● **PROBLEM REQUIREMENTS**
Count the lines below that contain the word "data", and reply with that number alone.

● **PROVIDED MATERIAL**

START

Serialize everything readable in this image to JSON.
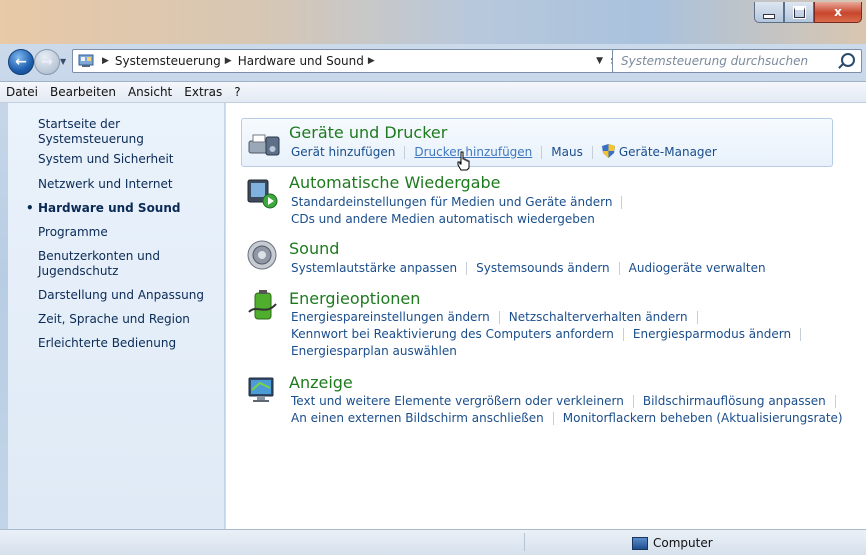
{
  "addressbar": {
    "crumbs": [
      "Systemsteuerung",
      "Hardware und Sound"
    ],
    "search_placeholder": "Systemsteuerung durchsuchen"
  },
  "menu": [
    "Datei",
    "Bearbeiten",
    "Ansicht",
    "Extras",
    "?"
  ],
  "sidebar": {
    "items": [
      {
        "label": "Startseite der Systemsteuerung"
      },
      {
        "label": "System und Sicherheit"
      },
      {
        "label": "Netzwerk und Internet"
      },
      {
        "label": "Hardware und Sound",
        "active": true
      },
      {
        "label": "Programme"
      },
      {
        "label": "Benutzerkonten und Jugendschutz"
      },
      {
        "label": "Darstellung und Anpassung"
      },
      {
        "label": "Zeit, Sprache und Region"
      },
      {
        "label": "Erleichterte Bedienung"
      }
    ]
  },
  "categories": [
    {
      "title": "Geräte und Drucker",
      "icon": "devices-printers-icon",
      "links": [
        "Gerät hinzufügen",
        "Drucker hinzufügen",
        "Maus",
        "Geräte-Manager"
      ]
    },
    {
      "title": "Automatische Wiedergabe",
      "icon": "autoplay-icon",
      "links": [
        "Standardeinstellungen für Medien und Geräte ändern",
        "CDs und andere Medien automatisch wiedergeben"
      ]
    },
    {
      "title": "Sound",
      "icon": "speaker-icon",
      "links": [
        "Systemlautstärke anpassen",
        "Systemsounds ändern",
        "Audiogeräte verwalten"
      ]
    },
    {
      "title": "Energieoptionen",
      "icon": "battery-icon",
      "links": [
        "Energiespareinstellungen ändern",
        "Netzschalterverhalten ändern",
        "Kennwort bei Reaktivierung des Computers anfordern",
        "Energiesparmodus ändern",
        "Energiesparplan auswählen"
      ]
    },
    {
      "title": "Anzeige",
      "icon": "monitor-icon",
      "links": [
        "Text und weitere Elemente vergrößern oder verkleinern",
        "Bildschirmauflösung anpassen",
        "An einen externen Bildschirm anschließen",
        "Monitorflackern beheben (Aktualisierungsrate)"
      ]
    }
  ],
  "statusbar": {
    "location": "Computer"
  }
}
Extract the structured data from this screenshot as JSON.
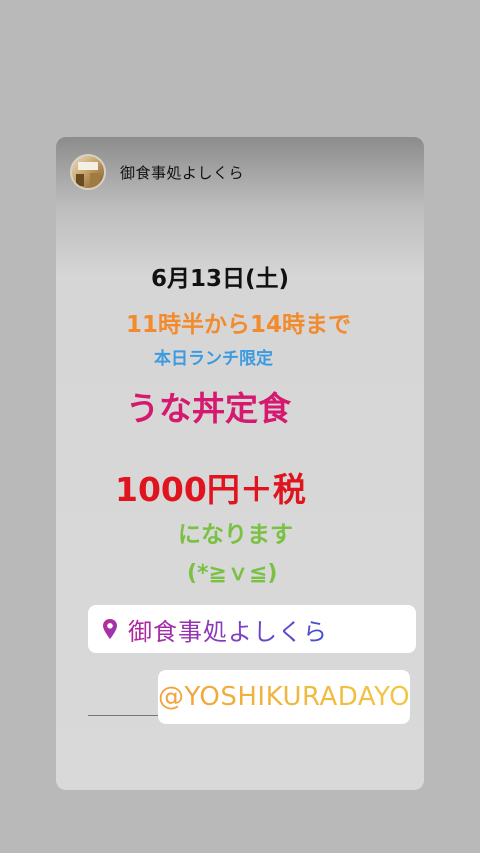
{
  "header": {
    "account_name": "御食事処よしくら"
  },
  "post": {
    "date": "6月13日(土)",
    "hours": "11時半から14時まで",
    "limited": "本日ランチ限定",
    "menu_item": "うな丼定食",
    "price": "1000円＋税",
    "closing": "になります",
    "emoticon": "(*≧ｖ≦)"
  },
  "stickers": {
    "location": "御食事処よしくら",
    "mention": "@YOSHIKURADAYO"
  },
  "colors": {
    "hours": "#f28b2e",
    "limited": "#3c9be0",
    "menu": "#d6186f",
    "price": "#e0141f",
    "closing": "#7ac143"
  },
  "icons": {
    "location": "location-pin-icon"
  }
}
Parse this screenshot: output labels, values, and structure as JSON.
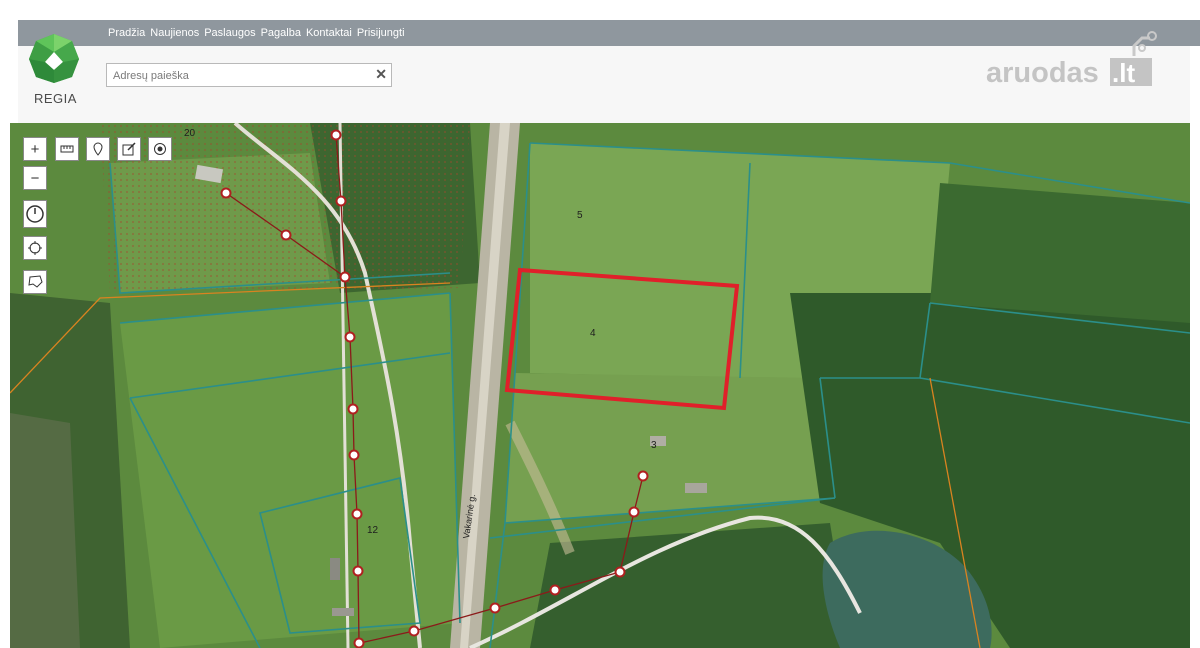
{
  "nav": {
    "items": [
      "Pradžia",
      "Naujienos",
      "Paslaugos",
      "Pagalba",
      "Kontaktai",
      "Prisijungti"
    ]
  },
  "logo": {
    "text": "REGIA"
  },
  "search": {
    "placeholder": "Adresų paieška",
    "clear_icon": "close-icon"
  },
  "brand": {
    "text": "aruodas",
    "suffix": ".lt"
  },
  "map": {
    "road_label": "Vakarinė g.",
    "parcel_labels": {
      "top_left": "20",
      "north": "5",
      "selected": "4",
      "south": "3",
      "house": "12"
    }
  },
  "tools": [
    "zoom-in",
    "zoom-out",
    "measure",
    "marker",
    "edit",
    "target",
    "history",
    "locate",
    "lasso"
  ],
  "colors": {
    "parcel_border": "#2b8f8a",
    "selected_parcel": "#e0202a",
    "power_line": "#8b1a1a",
    "boundary": "#d98320"
  }
}
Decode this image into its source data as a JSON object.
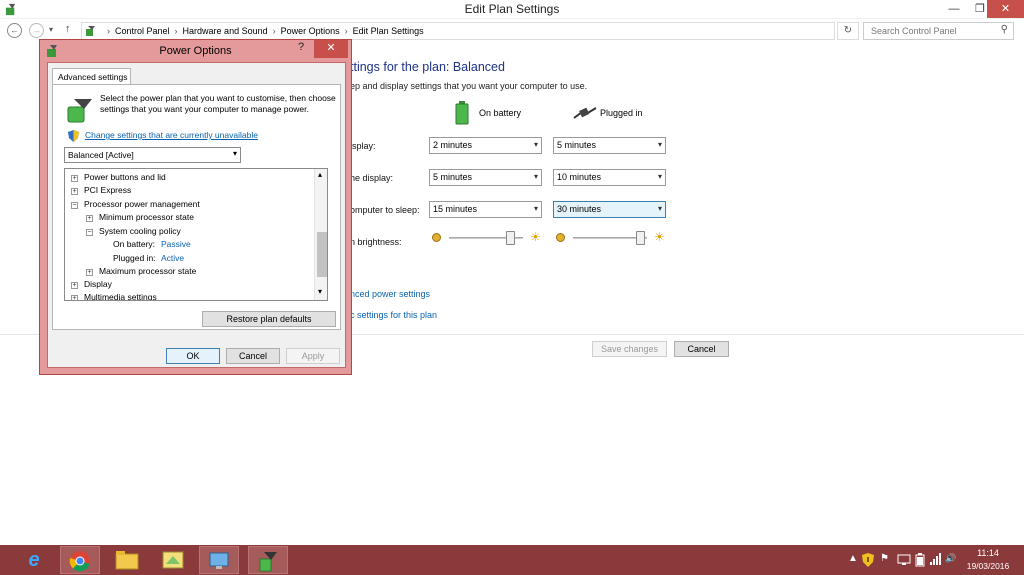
{
  "window": {
    "title": "Edit Plan Settings",
    "min_glyph": "—",
    "max_glyph": "❐",
    "close_glyph": "✕"
  },
  "nav": {
    "back": "←",
    "forward": "→",
    "recent": "▾",
    "up": "↑",
    "breadcrumbs": [
      "Control Panel",
      "Hardware and Sound",
      "Power Options",
      "Edit Plan Settings"
    ],
    "separator": "›",
    "dropdown": "⌄",
    "refresh": "↻",
    "search_placeholder": "Search Control Panel",
    "search_icon": "⚲"
  },
  "main": {
    "heading": "ttings for the plan: Balanced",
    "description": "ep and display settings that you want your computer to use.",
    "column_battery": "On battery",
    "column_plugged": "Plugged in",
    "rows": [
      {
        "label": "isplay:",
        "battery": "2 minutes",
        "plugged": "5 minutes"
      },
      {
        "label": "he display:",
        "battery": "5 minutes",
        "plugged": "10 minutes"
      },
      {
        "label": "omputer to sleep:",
        "battery": "15 minutes",
        "plugged": "30 minutes"
      }
    ],
    "brightness_label": "n brightness:",
    "brightness_battery": 0.88,
    "brightness_plugged": 0.97,
    "link_advanced": "nced power settings",
    "link_restore": "c settings for this plan",
    "save_label": "Save changes",
    "cancel_label": "Cancel"
  },
  "dialog": {
    "title": "Power Options",
    "help": "?",
    "close": "✕",
    "tab": "Advanced settings",
    "description": "Select the power plan that you want to customise, then choose settings that you want your computer to manage power.",
    "change_link": "Change settings that are currently unavailable",
    "plan_select": "Balanced [Active]",
    "tree": [
      {
        "text": "Power buttons and lid",
        "exp": "+"
      },
      {
        "text": "PCI Express",
        "exp": "+"
      },
      {
        "text": "Processor power management",
        "exp": "−"
      },
      {
        "text": "Minimum processor state",
        "exp": "+"
      },
      {
        "text": "System cooling policy",
        "exp": "−"
      },
      {
        "text": "On battery:",
        "value": "Passive"
      },
      {
        "text": "Plugged in:",
        "value": "Active"
      },
      {
        "text": "Maximum processor state",
        "exp": "+"
      },
      {
        "text": "Display",
        "exp": "+"
      },
      {
        "text": "Multimedia settings",
        "exp": "+"
      }
    ],
    "restore_label": "Restore plan defaults",
    "ok_label": "OK",
    "cancel_label": "Cancel",
    "apply_label": "Apply"
  },
  "taskbar": {
    "time": "11:14",
    "date": "19/03/2016",
    "ie_glyph": "e",
    "tray_chevron": "▲",
    "tray_flag": "⚑",
    "tray_speaker": "🔊"
  },
  "colors": {
    "dialog_frame": "#e49a9a",
    "close_red": "#c7504b",
    "taskbar": "#8a3a3a",
    "link_blue": "#0a62b0",
    "heading_blue": "#1e3287"
  }
}
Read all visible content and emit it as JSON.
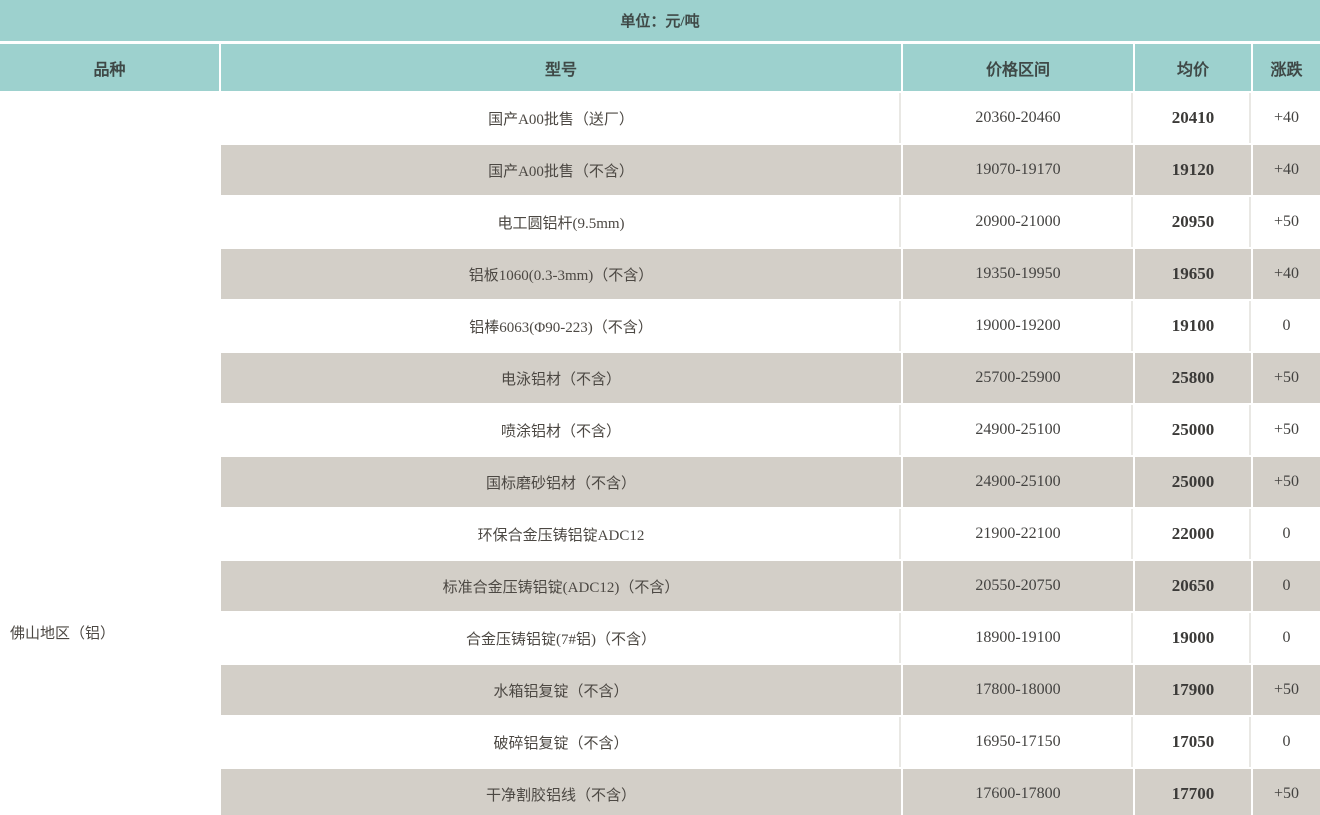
{
  "unit_bar": {
    "label": "单位：元/吨"
  },
  "table": {
    "columns": [
      "品种",
      "型号",
      "价格区间",
      "均价",
      "涨跌"
    ],
    "region": "佛山地区（铝）",
    "rows": [
      {
        "model": "国产A00批售（送厂）",
        "range": "20360-20460",
        "avg": "20410",
        "change": "+40"
      },
      {
        "model": "国产A00批售（不含）",
        "range": "19070-19170",
        "avg": "19120",
        "change": "+40"
      },
      {
        "model": "电工圆铝杆(9.5mm)",
        "range": "20900-21000",
        "avg": "20950",
        "change": "+50"
      },
      {
        "model": "铝板1060(0.3-3mm)（不含）",
        "range": "19350-19950",
        "avg": "19650",
        "change": "+40"
      },
      {
        "model": "铝棒6063(Φ90-223)（不含）",
        "range": "19000-19200",
        "avg": "19100",
        "change": "0"
      },
      {
        "model": "电泳铝材（不含）",
        "range": "25700-25900",
        "avg": "25800",
        "change": "+50"
      },
      {
        "model": "喷涂铝材（不含）",
        "range": "24900-25100",
        "avg": "25000",
        "change": "+50"
      },
      {
        "model": "国标磨砂铝材（不含）",
        "range": "24900-25100",
        "avg": "25000",
        "change": "+50"
      },
      {
        "model": "环保合金压铸铝锭ADC12",
        "range": "21900-22100",
        "avg": "22000",
        "change": "0"
      },
      {
        "model": "标准合金压铸铝锭(ADC12)（不含）",
        "range": "20550-20750",
        "avg": "20650",
        "change": "0"
      },
      {
        "model": "合金压铸铝锭(7#铝)（不含）",
        "range": "18900-19100",
        "avg": "19000",
        "change": "0"
      },
      {
        "model": "水箱铝复锭（不含）",
        "range": "17800-18000",
        "avg": "17900",
        "change": "+50"
      },
      {
        "model": "破碎铝复锭（不含）",
        "range": "16950-17150",
        "avg": "17050",
        "change": "0"
      },
      {
        "model": "干净割胶铝线（不含）",
        "range": "17600-17800",
        "avg": "17700",
        "change": "+50"
      }
    ]
  },
  "colors": {
    "header_teal": "#9dd1ce",
    "row_stripe": "#d3cfc8",
    "row_white": "#ffffff",
    "text": "#4c4843"
  }
}
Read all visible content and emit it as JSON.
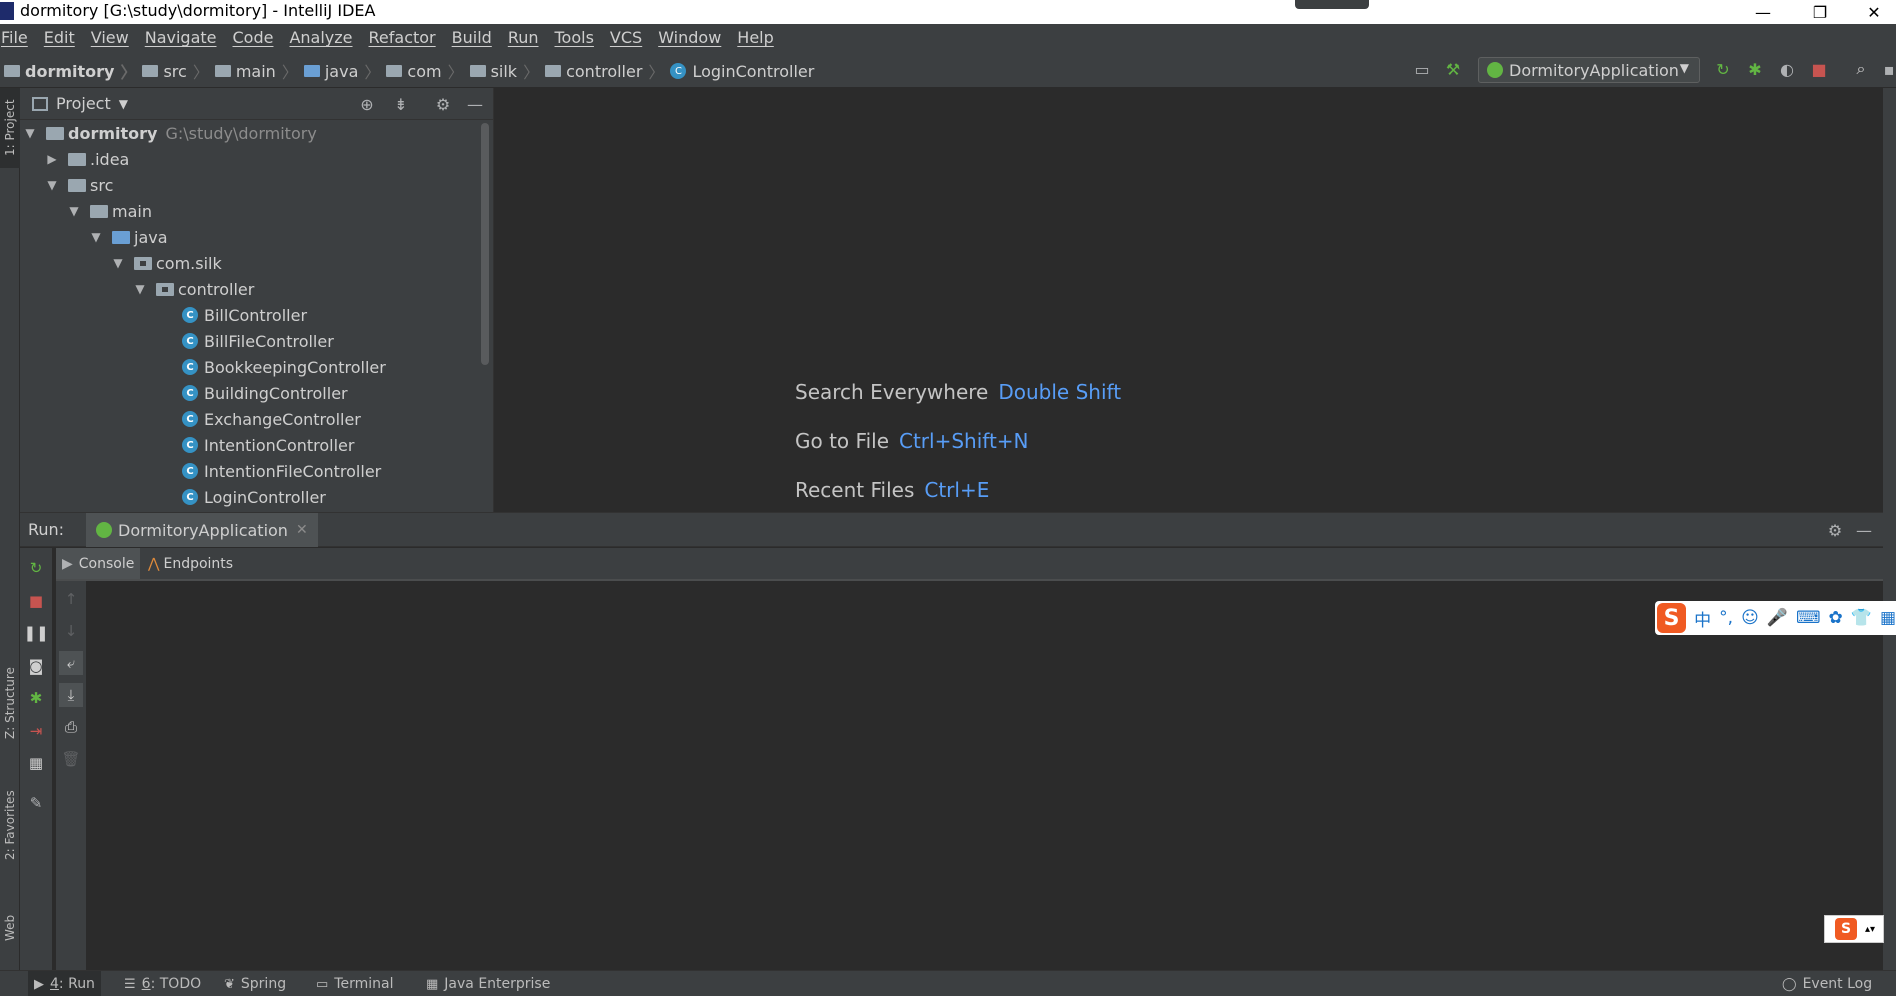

END

● **SOLVED PROBLEM**
2